◆ Given information ◆
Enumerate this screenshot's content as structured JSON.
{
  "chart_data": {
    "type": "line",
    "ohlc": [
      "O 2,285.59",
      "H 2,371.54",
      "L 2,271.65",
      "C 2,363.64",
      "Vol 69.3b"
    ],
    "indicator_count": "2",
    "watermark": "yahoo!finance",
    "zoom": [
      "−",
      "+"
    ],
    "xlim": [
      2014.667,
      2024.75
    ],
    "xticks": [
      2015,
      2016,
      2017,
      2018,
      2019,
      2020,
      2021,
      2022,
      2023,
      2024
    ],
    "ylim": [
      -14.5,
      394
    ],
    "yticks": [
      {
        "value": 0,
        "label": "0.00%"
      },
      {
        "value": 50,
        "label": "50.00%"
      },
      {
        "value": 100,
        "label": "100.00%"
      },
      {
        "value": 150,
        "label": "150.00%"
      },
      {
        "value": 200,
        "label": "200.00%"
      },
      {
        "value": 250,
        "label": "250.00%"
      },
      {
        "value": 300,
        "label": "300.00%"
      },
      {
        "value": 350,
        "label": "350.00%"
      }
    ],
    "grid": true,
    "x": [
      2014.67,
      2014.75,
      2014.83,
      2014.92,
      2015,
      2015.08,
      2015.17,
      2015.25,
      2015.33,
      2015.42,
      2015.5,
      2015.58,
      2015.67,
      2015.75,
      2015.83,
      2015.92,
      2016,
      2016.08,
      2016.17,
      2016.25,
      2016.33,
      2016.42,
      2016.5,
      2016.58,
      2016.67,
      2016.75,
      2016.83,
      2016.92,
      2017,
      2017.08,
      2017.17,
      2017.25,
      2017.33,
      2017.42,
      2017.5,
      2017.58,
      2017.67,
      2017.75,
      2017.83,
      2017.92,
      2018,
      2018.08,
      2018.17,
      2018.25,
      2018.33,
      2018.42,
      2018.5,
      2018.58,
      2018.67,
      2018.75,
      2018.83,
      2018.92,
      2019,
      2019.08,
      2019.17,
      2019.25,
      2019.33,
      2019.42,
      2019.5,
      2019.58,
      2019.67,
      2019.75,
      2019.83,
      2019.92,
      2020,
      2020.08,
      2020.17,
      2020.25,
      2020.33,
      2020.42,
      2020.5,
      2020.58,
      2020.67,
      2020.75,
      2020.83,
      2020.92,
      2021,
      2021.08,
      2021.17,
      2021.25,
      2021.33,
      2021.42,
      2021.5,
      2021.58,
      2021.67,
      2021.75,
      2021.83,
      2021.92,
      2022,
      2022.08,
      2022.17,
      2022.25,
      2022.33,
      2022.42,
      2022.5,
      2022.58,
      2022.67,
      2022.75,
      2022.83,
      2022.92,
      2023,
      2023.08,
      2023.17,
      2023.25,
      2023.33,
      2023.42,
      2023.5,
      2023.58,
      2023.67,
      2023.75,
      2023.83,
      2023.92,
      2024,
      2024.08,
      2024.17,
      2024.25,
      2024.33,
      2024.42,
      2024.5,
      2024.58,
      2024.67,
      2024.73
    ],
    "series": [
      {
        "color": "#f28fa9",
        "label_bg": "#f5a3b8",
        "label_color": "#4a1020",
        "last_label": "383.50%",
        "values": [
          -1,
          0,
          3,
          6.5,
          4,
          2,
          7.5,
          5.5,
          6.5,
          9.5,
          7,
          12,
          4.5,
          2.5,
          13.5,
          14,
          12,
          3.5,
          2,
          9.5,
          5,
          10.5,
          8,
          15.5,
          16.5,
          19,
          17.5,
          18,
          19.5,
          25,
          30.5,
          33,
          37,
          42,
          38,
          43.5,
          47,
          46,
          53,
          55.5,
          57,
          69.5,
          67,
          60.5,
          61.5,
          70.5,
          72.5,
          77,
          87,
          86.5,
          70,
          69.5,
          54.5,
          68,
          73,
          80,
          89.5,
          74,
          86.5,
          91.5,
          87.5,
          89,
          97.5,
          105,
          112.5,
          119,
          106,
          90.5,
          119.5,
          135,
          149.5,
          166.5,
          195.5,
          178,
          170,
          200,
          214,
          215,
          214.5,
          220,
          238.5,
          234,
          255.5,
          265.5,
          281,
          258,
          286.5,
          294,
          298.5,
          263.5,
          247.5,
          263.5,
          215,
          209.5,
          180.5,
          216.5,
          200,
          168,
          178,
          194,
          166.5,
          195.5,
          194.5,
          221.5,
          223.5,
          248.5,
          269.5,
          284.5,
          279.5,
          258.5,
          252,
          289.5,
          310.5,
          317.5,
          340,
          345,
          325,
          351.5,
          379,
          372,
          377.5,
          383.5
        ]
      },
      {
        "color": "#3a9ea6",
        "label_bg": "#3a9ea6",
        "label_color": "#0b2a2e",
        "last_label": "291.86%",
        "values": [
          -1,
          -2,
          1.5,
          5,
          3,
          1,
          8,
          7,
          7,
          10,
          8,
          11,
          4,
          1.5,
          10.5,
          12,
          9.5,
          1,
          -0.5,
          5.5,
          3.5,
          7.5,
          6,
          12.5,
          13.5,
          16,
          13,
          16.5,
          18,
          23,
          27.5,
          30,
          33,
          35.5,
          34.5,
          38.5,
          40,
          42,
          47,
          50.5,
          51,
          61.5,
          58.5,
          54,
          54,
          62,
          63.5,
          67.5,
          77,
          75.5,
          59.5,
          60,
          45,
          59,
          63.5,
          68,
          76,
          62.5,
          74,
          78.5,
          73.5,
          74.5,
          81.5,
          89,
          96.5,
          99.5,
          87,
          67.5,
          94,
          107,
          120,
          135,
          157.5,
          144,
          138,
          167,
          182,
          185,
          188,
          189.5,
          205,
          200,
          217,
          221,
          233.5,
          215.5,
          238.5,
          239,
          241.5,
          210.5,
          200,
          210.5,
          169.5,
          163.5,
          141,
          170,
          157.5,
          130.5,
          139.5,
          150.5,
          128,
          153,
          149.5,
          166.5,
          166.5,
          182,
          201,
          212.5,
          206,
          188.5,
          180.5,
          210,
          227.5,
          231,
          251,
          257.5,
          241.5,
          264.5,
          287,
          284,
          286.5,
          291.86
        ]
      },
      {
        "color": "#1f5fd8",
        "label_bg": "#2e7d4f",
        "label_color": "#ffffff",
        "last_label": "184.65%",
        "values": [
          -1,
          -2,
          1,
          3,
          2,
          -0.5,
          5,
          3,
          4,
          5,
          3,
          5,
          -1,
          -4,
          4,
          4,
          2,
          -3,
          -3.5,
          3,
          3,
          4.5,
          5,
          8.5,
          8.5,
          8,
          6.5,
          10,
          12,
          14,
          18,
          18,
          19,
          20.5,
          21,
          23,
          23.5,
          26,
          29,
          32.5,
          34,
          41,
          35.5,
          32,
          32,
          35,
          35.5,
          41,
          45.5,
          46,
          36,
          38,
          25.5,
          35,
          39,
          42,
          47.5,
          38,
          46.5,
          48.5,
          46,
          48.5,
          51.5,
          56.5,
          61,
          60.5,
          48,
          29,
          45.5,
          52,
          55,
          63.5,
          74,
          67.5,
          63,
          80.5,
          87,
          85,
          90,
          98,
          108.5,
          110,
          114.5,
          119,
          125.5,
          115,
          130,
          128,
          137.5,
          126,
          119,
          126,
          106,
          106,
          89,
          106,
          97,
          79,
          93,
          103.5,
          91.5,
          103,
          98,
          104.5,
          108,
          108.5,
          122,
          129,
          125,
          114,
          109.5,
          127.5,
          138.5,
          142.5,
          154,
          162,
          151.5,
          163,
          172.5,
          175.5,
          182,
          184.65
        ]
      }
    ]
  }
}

◆ To be done ◆
Please reproduce every line of the material word for word.

◆ Complete response ◆
Enumerate this screenshot's content as structured JSON.
{
  "chart_data": {
    "type": "line",
    "ohlc": [
      "O 2,285.59",
      "H 2,371.54",
      "L 2,271.65",
      "C 2,363.64",
      "Vol 69.3b"
    ],
    "indicator_count": "2",
    "watermark": "yahoo!finance",
    "zoom": [
      "−",
      "+"
    ],
    "xlim": [
      2014.667,
      2024.75
    ],
    "xticks": [
      2015,
      2016,
      2017,
      2018,
      2019,
      2020,
      2021,
      2022,
      2023,
      2024
    ],
    "ylim": [
      -14.5,
      394
    ],
    "yticks": [
      {
        "value": 0,
        "label": "0.00%"
      },
      {
        "value": 50,
        "label": "50.00%"
      },
      {
        "value": 100,
        "label": "100.00%"
      },
      {
        "value": 150,
        "label": "150.00%"
      },
      {
        "value": 200,
        "label": "200.00%"
      },
      {
        "value": 250,
        "label": "250.00%"
      },
      {
        "value": 300,
        "label": "300.00%"
      },
      {
        "value": 350,
        "label": "350.00%"
      }
    ],
    "grid": true,
    "x": [
      2014.67,
      2014.75,
      2014.83,
      2014.92,
      2015,
      2015.08,
      2015.17,
      2015.25,
      2015.33,
      2015.42,
      2015.5,
      2015.58,
      2015.67,
      2015.75,
      2015.83,
      2015.92,
      2016,
      2016.08,
      2016.17,
      2016.25,
      2016.33,
      2016.42,
      2016.5,
      2016.58,
      2016.67,
      2016.75,
      2016.83,
      2016.92,
      2017,
      2017.08,
      2017.17,
      2017.25,
      2017.33,
      2017.42,
      2017.5,
      2017.58,
      2017.67,
      2017.75,
      2017.83,
      2017.92,
      2018,
      2018.08,
      2018.17,
      2018.25,
      2018.33,
      2018.42,
      2018.5,
      2018.58,
      2018.67,
      2018.75,
      2018.83,
      2018.92,
      2019,
      2019.08,
      2019.17,
      2019.25,
      2019.33,
      2019.42,
      2019.5,
      2019.58,
      2019.67,
      2019.75,
      2019.83,
      2019.92,
      2020,
      2020.08,
      2020.17,
      2020.25,
      2020.33,
      2020.42,
      2020.5,
      2020.58,
      2020.67,
      2020.75,
      2020.83,
      2020.92,
      2021,
      2021.08,
      2021.17,
      2021.25,
      2021.33,
      2021.42,
      2021.5,
      2021.58,
      2021.67,
      2021.75,
      2021.83,
      2021.92,
      2022,
      2022.08,
      2022.17,
      2022.25,
      2022.33,
      2022.42,
      2022.5,
      2022.58,
      2022.67,
      2022.75,
      2022.83,
      2022.92,
      2023,
      2023.08,
      2023.17,
      2023.25,
      2023.33,
      2023.42,
      2023.5,
      2023.58,
      2023.67,
      2023.75,
      2023.83,
      2023.92,
      2024,
      2024.08,
      2024.17,
      2024.25,
      2024.33,
      2024.42,
      2024.5,
      2024.58,
      2024.67,
      2024.73
    ],
    "series": [
      {
        "color": "#f28fa9",
        "label_bg": "#f5a3b8",
        "label_color": "#4a1020",
        "last_label": "383.50%",
        "values": [
          -1,
          0,
          3,
          6.5,
          4,
          2,
          7.5,
          5.5,
          6.5,
          9.5,
          7,
          12,
          4.5,
          2.5,
          13.5,
          14,
          12,
          3.5,
          2,
          9.5,
          5,
          10.5,
          8,
          15.5,
          16.5,
          19,
          17.5,
          18,
          19.5,
          25,
          30.5,
          33,
          37,
          42,
          38,
          43.5,
          47,
          46,
          53,
          55.5,
          57,
          69.5,
          67,
          60.5,
          61.5,
          70.5,
          72.5,
          77,
          87,
          86.5,
          70,
          69.5,
          54.5,
          68,
          73,
          80,
          89.5,
          74,
          86.5,
          91.5,
          87.5,
          89,
          97.5,
          105,
          112.5,
          119,
          106,
          90.5,
          119.5,
          135,
          149.5,
          166.5,
          195.5,
          178,
          170,
          200,
          214,
          215,
          214.5,
          220,
          238.5,
          234,
          255.5,
          265.5,
          281,
          258,
          286.5,
          294,
          298.5,
          263.5,
          247.5,
          263.5,
          215,
          209.5,
          180.5,
          216.5,
          200,
          168,
          178,
          194,
          166.5,
          195.5,
          194.5,
          221.5,
          223.5,
          248.5,
          269.5,
          284.5,
          279.5,
          258.5,
          252,
          289.5,
          310.5,
          317.5,
          340,
          345,
          325,
          351.5,
          379,
          372,
          377.5,
          383.5
        ]
      },
      {
        "color": "#3a9ea6",
        "label_bg": "#3a9ea6",
        "label_color": "#0b2a2e",
        "last_label": "291.86%",
        "values": [
          -1,
          -2,
          1.5,
          5,
          3,
          1,
          8,
          7,
          7,
          10,
          8,
          11,
          4,
          1.5,
          10.5,
          12,
          9.5,
          1,
          -0.5,
          5.5,
          3.5,
          7.5,
          6,
          12.5,
          13.5,
          16,
          13,
          16.5,
          18,
          23,
          27.5,
          30,
          33,
          35.5,
          34.5,
          38.5,
          40,
          42,
          47,
          50.5,
          51,
          61.5,
          58.5,
          54,
          54,
          62,
          63.5,
          67.5,
          77,
          75.5,
          59.5,
          60,
          45,
          59,
          63.5,
          68,
          76,
          62.5,
          74,
          78.5,
          73.5,
          74.5,
          81.5,
          89,
          96.5,
          99.5,
          87,
          67.5,
          94,
          107,
          120,
          135,
          157.5,
          144,
          138,
          167,
          182,
          185,
          188,
          189.5,
          205,
          200,
          217,
          221,
          233.5,
          215.5,
          238.5,
          239,
          241.5,
          210.5,
          200,
          210.5,
          169.5,
          163.5,
          141,
          170,
          157.5,
          130.5,
          139.5,
          150.5,
          128,
          153,
          149.5,
          166.5,
          166.5,
          182,
          201,
          212.5,
          206,
          188.5,
          180.5,
          210,
          227.5,
          231,
          251,
          257.5,
          241.5,
          264.5,
          287,
          284,
          286.5,
          291.86
        ]
      },
      {
        "color": "#1f5fd8",
        "label_bg": "#2e7d4f",
        "label_color": "#ffffff",
        "last_label": "184.65%",
        "values": [
          -1,
          -2,
          1,
          3,
          2,
          -0.5,
          5,
          3,
          4,
          5,
          3,
          5,
          -1,
          -4,
          4,
          4,
          2,
          -3,
          -3.5,
          3,
          3,
          4.5,
          5,
          8.5,
          8.5,
          8,
          6.5,
          10,
          12,
          14,
          18,
          18,
          19,
          20.5,
          21,
          23,
          23.5,
          26,
          29,
          32.5,
          34,
          41,
          35.5,
          32,
          32,
          35,
          35.5,
          41,
          45.5,
          46,
          36,
          38,
          25.5,
          35,
          39,
          42,
          47.5,
          38,
          46.5,
          48.5,
          46,
          48.5,
          51.5,
          56.5,
          61,
          60.5,
          48,
          29,
          45.5,
          52,
          55,
          63.5,
          74,
          67.5,
          63,
          80.5,
          87,
          85,
          90,
          98,
          108.5,
          110,
          114.5,
          119,
          125.5,
          115,
          130,
          128,
          137.5,
          126,
          119,
          126,
          106,
          106,
          89,
          106,
          97,
          79,
          93,
          103.5,
          91.5,
          103,
          98,
          104.5,
          108,
          108.5,
          122,
          129,
          125,
          114,
          109.5,
          127.5,
          138.5,
          142.5,
          154,
          162,
          151.5,
          163,
          172.5,
          175.5,
          182,
          184.65
        ]
      }
    ]
  }
}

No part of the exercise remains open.